# The task:
Gather all lines containing the string "среднего" and copy them out.

# Excerpted records:
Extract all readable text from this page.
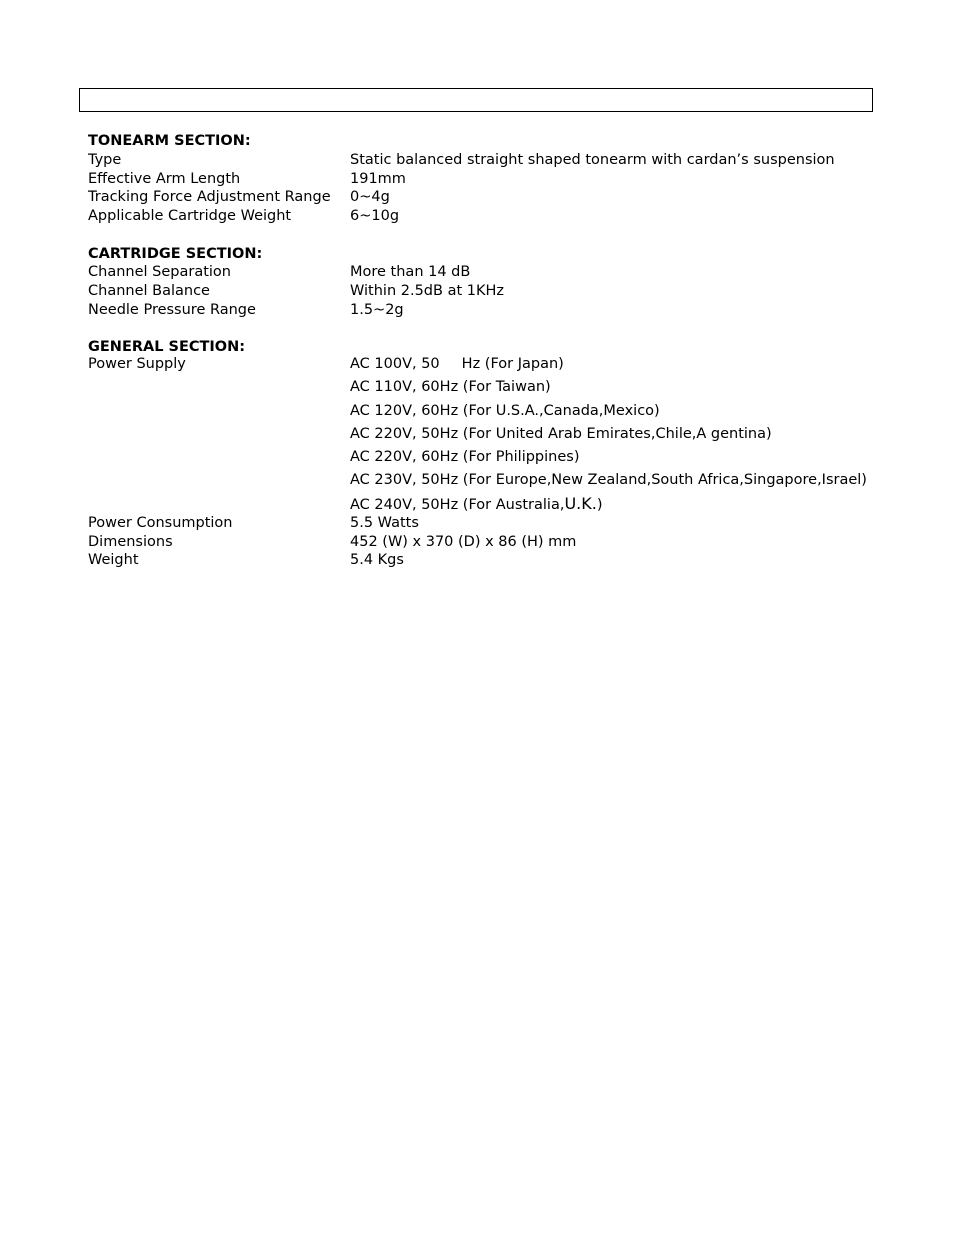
TONEARM SECTION:
Type	Static balanced straight shaped tonearm with cardan’s suspension
Effective Arm Length	191mm
Tracking Force Adjustment Range 0~4g
Applicable Cartridge Weight	6~10g
CARTRIDGE SECTION:
Channel Separation	More than 14 dB
Channel Balance	Within 2.5dB at 1KHz
Needle Pressure Range	1.5~2g
GENERAL SECTION:
Power Supply	AC 100V, 50 Hz (For Japan)
AC 110V, 60Hz (For Taiwan)
AC 120V, 60Hz (For U.S.A.,Canada,Mexico)
AC 220V, 50Hz (For United Arab Emirates,Chile,A gentina)
AC 220V, 60Hz (For Philippines)
AC 230V, 50Hz (For Europe,New Zealand,South Africa,Singapore,Israel)
AC 240V, 50Hz (For Australia,U.K.)
Power Consumption	5.5 Watts
Dimensions	452 (W) x 370 (D) x 86 (H) mm
Weight	5.4 Kgs
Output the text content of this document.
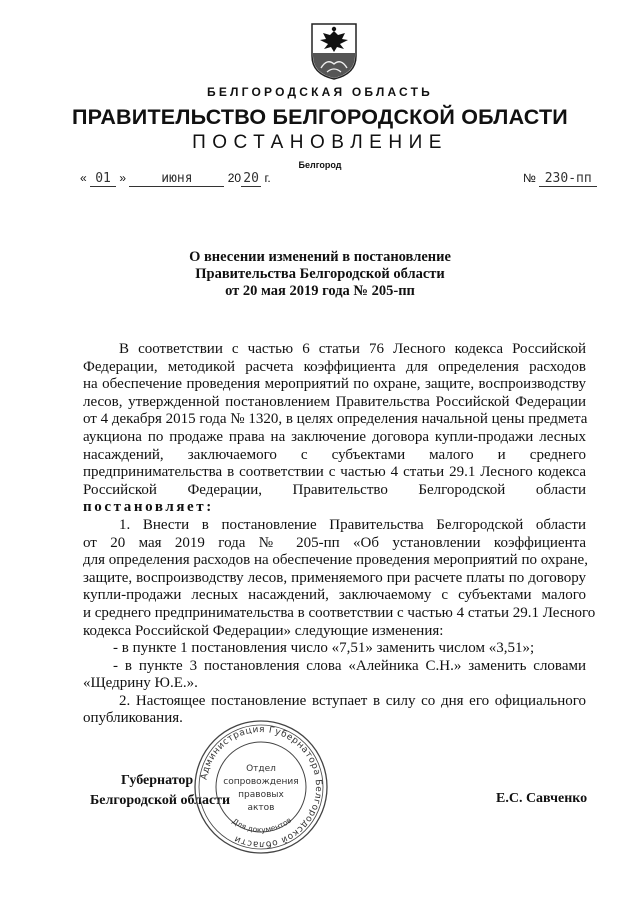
БЕЛГОРОДСКАЯ ОБЛАСТЬ
ПРАВИТЕЛЬСТВО БЕЛГОРОДСКОЙ ОБЛАСТИ
ПОСТАНОВЛЕНИЕ
Белгород
« 01 »	июня	20 20 г.	№ 230-пп
О внесении изменений в постановление
Правительства Белгородской области
от 20 мая 2019 года № 205-пп
В соответствии с частью 6 статьи 76 Лесного кодекса Российской
Федерации, методикой расчета коэффициента для определения расходов
на обеспечение проведения мероприятий по охране, защите, воспроизводству
лесов, утвержденной постановлением Правительства Российской Федерации
от 4 декабря 2015 года № 1320, в целях определения начальной цены предмета
аукциона по продаже права на заключение договора купли-продажи лесных
насаждений, заключаемого с субъектами малого и среднего
предпринимательства в соответствии с частью 4 статьи 29.1 Лесного кодекса
Российской Федерации, Правительство Белгородской области
постановляет:
1. Внести в постановление Правительства Белгородской области
от 20 мая 2019 года № 205-пп «Об установлении коэффициента
для определения расходов на обеспечение проведения мероприятий по охране,
защите, воспроизводству лесов, применяемого при расчете платы по договору
купли-продажи лесных насаждений, заключаемому с субъектами малого
и среднего предпринимательства в соответствии с частью 4 статьи 29.1 Лесного
кодекса Российской Федерации» следующие изменения:
- в пункте 1 постановления число «7,51» заменить числом «3,51»;
- в пункте 3 постановления слова «Алейника С.Н.» заменить словами
«Щедрину Ю.Е.».
2. Настоящее постановление вступает в силу со дня его официального
опубликования.
Губернатор
Белгородской области	Е.С. Савченко
Администрация Губернатора Белгородской области
Для документов
Отдел
сопровождения
правовых
актов
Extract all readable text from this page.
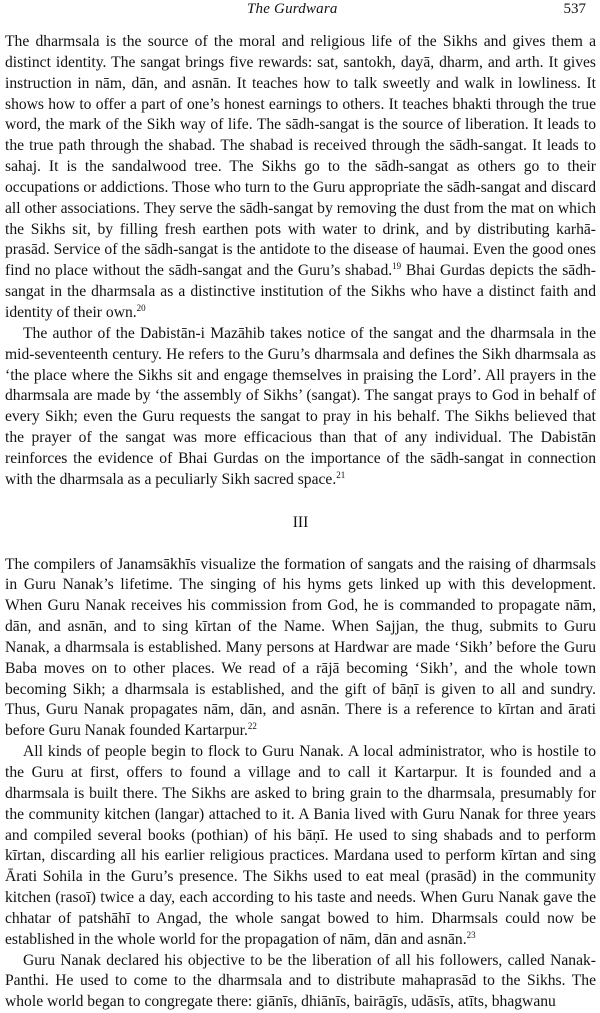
The Gurdwara	537

The dharmsala is the source of the moral and religious life of the Sikhs and gives them a distinct identity. The sangat brings five rewards: sat, santokh, dayā, dharm, and arth. It gives instruction in nām, dān, and asnān. It teaches how to talk sweetly and walk in lowliness. It shows how to offer a part of one’s honest earnings to others. It teaches bhakti through the true word, the mark of the Sikh way of life. The sādh-sangat is the source of liberation. It leads to the true path through the shabad. The shabad is received through the sādh-sangat. It leads to sahaj. It is the sandalwood tree. The Sikhs go to the sādh-sangat as others go to their occupations or addictions. Those who turn to the Guru appropriate the sādh-sangat and discard all other associations. They serve the sādh-sangat by removing the dust from the mat on which the Sikhs sit, by filling fresh earthen pots with water to drink, and by distributing karhā-prasād. Service of the sādh-sangat is the antidote to the disease of haumai. Even the good ones find no place without the sādh-sangat and the Guru’s shabad.$^{19}$ Bhai Gurdas depicts the sādh-sangat in the dharmsala as a distinctive institution of the Sikhs who have a distinct faith and identity of their own.$^{20}$

The author of the Dabistān-i Mazāhib takes notice of the sangat and the dharmsala in the mid-seventeenth century. He refers to the Guru’s dharmsala and defines the Sikh dharmsala as ‘the place where the Sikhs sit and engage themselves in praising the Lord’. All prayers in the dharmsala are made by ‘the assembly of Sikhs’ (sangat). The sangat prays to God in behalf of every Sikh; even the Guru requests the sangat to pray in his behalf. The Sikhs believed that the prayer of the sangat was more efficacious than that of any individual. The Dabistān reinforces the evidence of Bhai Gurdas on the importance of the sādh-sangat in connection with the dharmsala as a peculiarly Sikh sacred space.$^{21}$

III

The compilers of Janamsākhīs visualize the formation of sangats and the raising of dharmsals in Guru Nanak’s lifetime. The singing of his hyms gets linked up with this development. When Guru Nanak receives his commission from God, he is commanded to propagate nām, dān, and asnān, and to sing kīrtan of the Name. When Sajjan, the thug, submits to Guru Nanak, a dharmsala is established. Many persons at Hardwar are made ‘Sikh’ before the Guru Baba moves on to other places. We read of a rājā becoming ‘Sikh’, and the whole town becoming Sikh; a dharmsala is established, and the gift of bāṇī is given to all and sundry. Thus, Guru Nanak propagates nām, dān, and asnān. There is a reference to kīrtan and ārati before Guru Nanak founded Kartarpur.$^{22}$

All kinds of people begin to flock to Guru Nanak. A local administrator, who is hostile to the Guru at first, offers to found a village and to call it Kartarpur. It is founded and a dharmsala is built there. The Sikhs are asked to bring grain to the dharmsala, presumably for the community kitchen (langar) attached to it. A Bania lived with Guru Nanak for three years and compiled several books (pothian) of his bāṇī. He used to sing shabads and to perform kīrtan, discarding all his earlier religious practices. Mardana used to perform kīrtan and sing Ārati Sohila in the Guru’s presence. The Sikhs used to eat meal (prasād) in the community kitchen (rasoī) twice a day, each according to his taste and needs. When Guru Nanak gave the chhatar of patshāhī to Angad, the whole sangat bowed to him. Dharmsals could now be established in the whole world for the propagation of nām, dān and asnān.$^{23}$

Guru Nanak declared his objective to be the liberation of all his followers, called Nanak-Panthi. He used to come to the dharmsala and to distribute mahaprasād to the Sikhs. The whole world began to congregate there: giānīs, dhiānīs, bairāgīs, udāsīs, atīts, bhagwanu
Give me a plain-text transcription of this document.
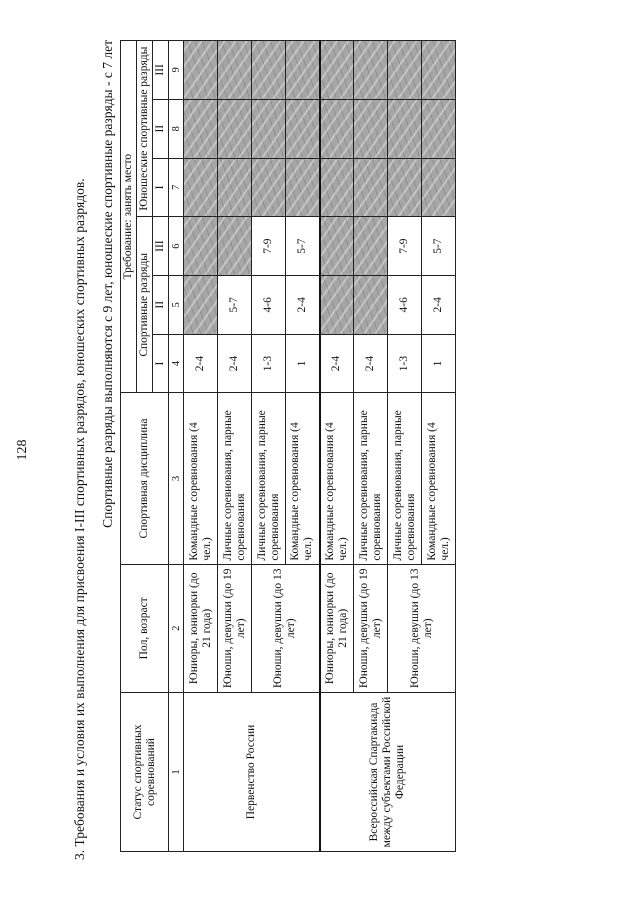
128	3. Требования и условия их выполнения для присвоения I-III спортивных разрядов, юношеских спортивных разрядов. Спортивные разряды выполняются с 9 лет, юношеские спортивные разряды - с 7 лет
Статус спортивных соревнований	Пол, возраст	Спортивная дисциплина	Требование: занять место					
			Спортивные разряды			Юношеские спортивные разряды		
			I	II	III	I	II	III
1	2	3	4	5	6	7	8	9
Первенство России	Юниоры, юниорки (до 21 года)	Командные соревнования (4 чел.)	2-4					
	Юноши, девушки (до 19 лет)	Личные соревнования, парные соревнования	2-4	5-7				
	Юноши, девушки (до 13 лет)	Личные соревнования, парные соревнования	1-3	4-6	7-9			
		Командные соревнования (4 чел.)	1	2-4	5-7			
Всероссийская Спартакиада между субъектами Российской Федерации	Юниоры, юниорки (до 21 года)	Командные соревнования (4 чел.)	2-4					
	Юноши, девушки (до 19 лет)	Личные соревнования, парные соревнования	2-4					
	Юноши, девушки (до 13 лет)	Личные соревнования, парные соревнования	1-3	4-6	7-9			
		Командные соревнования (4 чел.)	1	2-4	5-7			
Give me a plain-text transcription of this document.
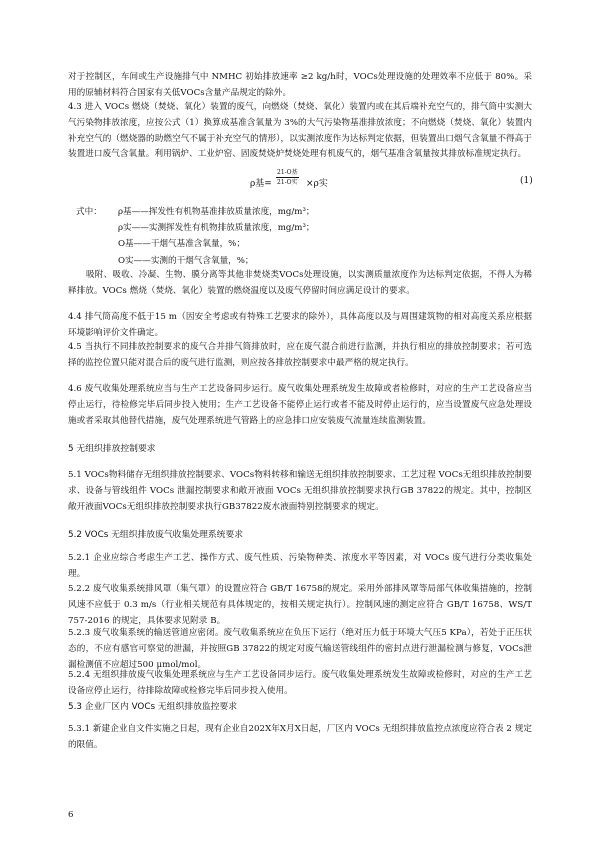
对于控制区，车间或生产设施排气中 NMHC 初始排放速率 ≥2 kg/h时，VOCs处理设施的处理效率不应低于 80%。采用的原辅材料符合国家有关低VOCs含量产品规定的除外。

4.3 进入 VOCs 燃烧（焚烧、氧化）装置的废气，向燃烧（焚烧、氧化）装置内或在其后端补充空气的，排气筒中实测大气污染物排放浓度，应按公式（1）换算成基准含氧量为 3%的大气污染物基准排放浓度；不向燃烧（焚烧、氧化）装置内补充空气的（燃烧器的助燃空气不属于补充空气的情形），以实测浓度作为达标判定依据，但装置出口烟气含氧量不得高于装置进口废气含氧量。利用锅炉、工业炉窑、固废焚烧炉焚烧处理有机废气的，烟气基准含氧量按其排放标准规定执行。

ρ基=
21-O基
21-O实 ×ρ实	(1)
式中： ρ基——挥发性有机物基准排放质量浓度，mg/m³；
ρ实——实测挥发性有机物排放质量浓度，mg/m³；
O基——干烟气基准含氧量，%；
O实——实测的干烟气含氧量，%；

吸附、吸收、冷凝、生物、膜分离等其他非焚烧类VOCs处理设施，以实测质量浓度作为达标判定依据，不得人为稀释排放。VOCs 燃烧（焚烧、氧化）装置的燃烧温度以及废气停留时间应满足设计的要求。

4.4 排气筒高度不低于15 m（因安全考虑或有特殊工艺要求的除外），具体高度以及与周围建筑物的相对高度关系应根据环境影响评价文件确定。

4.5 当执行不同排放控制要求的废气合并排气筒排放时，应在废气混合前进行监测，并执行相应的排放控制要求；若可选择的监控位置只能对混合后的废气进行监测，则应按各排放控制要求中最严格的规定执行。

4.6 废气收集处理系统应当与生产工艺设备同步运行。废气收集处理系统发生故障或者检修时，对应的生产工艺设备应当停止运行，待检修完毕后同步投入使用；生产工艺设备不能停止运行或者不能及时停止运行的，应当设置废气应急处理设施或者采取其他替代措施，废气处理系统进气管路上的应急排口应安装废气流量连续监测装置。

5 无组织排放控制要求

5.1 VOCs物料储存无组织排放控制要求、VOCs物料转移和输送无组织排放控制要求、工艺过程 VOCs无组织排放控制要求、设备与管线组件 VOCs 泄漏控制要求和敞开液面 VOCs 无组织排放控制要求执行GB 37822的规定。其中，控制区敞开液面VOCs无组织排放控制要求执行GB37822废水液面特别控制要求的规定。

5.2 VOCs 无组织排放废气收集处理系统要求

5.2.1 企业应综合考虑生产工艺、操作方式、废气性质、污染物种类、浓度水平等因素，对 VOCs 废气进行分类收集处理。

5.2.2 废气收集系统排风罩（集气罩）的设置应符合 GB/T 16758的规定。采用外部排风罩等局部气体收集措施的，控制风速不应低于 0.3 m/s（行业相关规范有具体规定的，按相关规定执行）。控制风速的测定应符合 GB/T 16758、WS/T 757-2016 的规定，具体要求见附录 B。

5.2.3 废气收集系统的输送管道应密闭。废气收集系统应在负压下运行（绝对压力低于环境大气压5 KPa），若处于正压状态的，不应有感官可察觉的泄漏，并按照GB 37822的规定对废气输送管线组件的密封点进行泄漏检测与修复，VOCs泄漏检测值不应超过500 μmol/mol。

5.2.4 无组织排放废气收集处理系统应与生产工艺设备同步运行。废气收集处理系统发生故障或检修时，对应的生产工艺设备应停止运行，待排除故障或检修完毕后同步投入使用。

5.3 企业厂区内 VOCs 无组织排放监控要求

5.3.1 新建企业自文件实施之日起，现有企业自202X年X月X日起，厂区内 VOCs 无组织排放监控点浓度应符合表 2 规定的限值。

6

# Solution to this task:
насаждений, заключаемого с субъектами малого и среднего
и среднего предпринимательства в соответствии с частью 4 статьи 29.1 Лесного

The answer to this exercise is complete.